WHAT TO WORK ON:
1. Answer these questions using the rotation problem, one answer per line:
(a) At what coordinates does point B sit?
(b) What coordinates does the explanation give for the rotated point A'?
(c) On what date was the answer posted?
2. For each statement, decide whether it agrees with the rotation problem. Answer yes or no, then quote the words that decide it.
(a) Point A is rotated counterclockwise about the origin.
(b) The page shows a single answer.
(c) The distance between the points changes by 4.46.
3. Retype the rotation problem from "# Point A is" up to and including "and B changed?".

PASSAGE SHOWN:
####################

# Point A is at (-5 ,1 ) and point B is at (2 ,-3 ). Point A is rotated (3pi)/2  clockwise about the origin. What are the new coordinates of point A and by how much has the distance between points A and B changed?

##### 1 Answer
Jun 2, 2017

The distance has changed by $= 4.46$

#### Explanation:

The matrix of a rotation clockwise by $\frac{3}{2} \pi$ about the origin is

$= \left(\begin{matrix}\cos \left(- \frac{3}{2} \pi\right) & - \sin \left(- \frac{3}{2} \pi\right) \\ \sin \left(- \frac{3}{2} \pi\right) & \cos \left(- \frac{3}{2} \pi\right)\end{matrix}\right) = \left(\begin{matrix}0 & - 1 \\ 1 & 0\end{matrix}\right)$

Therefore, the trasformation of point $A$ into $A '$ is

$A ' = \left(\begin{matrix}0 & - 1 \\ 1 & 0\end{matrix}\right) \left(\begin{matrix}- 5 \\ 1\end{matrix}\right) = \left(\begin{matrix}- 1 \\ - 5\end{matrix}\right)$

Distance $A B$ is

$= \sqrt{{\left(2 - \left(- 5\right)\right)}^{2} + {\left(- 3 - \left(- 1\right)\right)}^{2}}$

$= \sqrt{49 + 16}$

$= \sqrt{65}$

Distance $A ' B$ is

$= \sqrt{{\left(2 - \left(- 1\right)\right)}^{2} + {\left(- 3 - \left(- 5\right)\right)}^{2}}$

$= \sqrt{9 + 4}$

$= \sqrt{13}$

The distance has changed by

$= \sqrt{65} - \sqrt{13}$

$= 4.46$

####################

RECORDED INFORMATION:
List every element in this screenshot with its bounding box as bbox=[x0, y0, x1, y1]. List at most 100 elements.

####################

ANSWER LIST:
1.
(a) (2, -3)
(b) (-1, -5)
(c) Jun 2, 2017

2.
(a) No: "Point A is rotated (3pi)/2  clockwise about the origin."
(b) Yes: "1 Answer"
(c) Yes: "The distance has changed by $= 4.46$"

3.
# Point A is at (-5 ,1 ) and point B is at (2 ,-3 ). Point A is rotated (3pi)/2  clockwise about the origin. What are the new coordinates of point A and by how much has the distance between points A and B changed?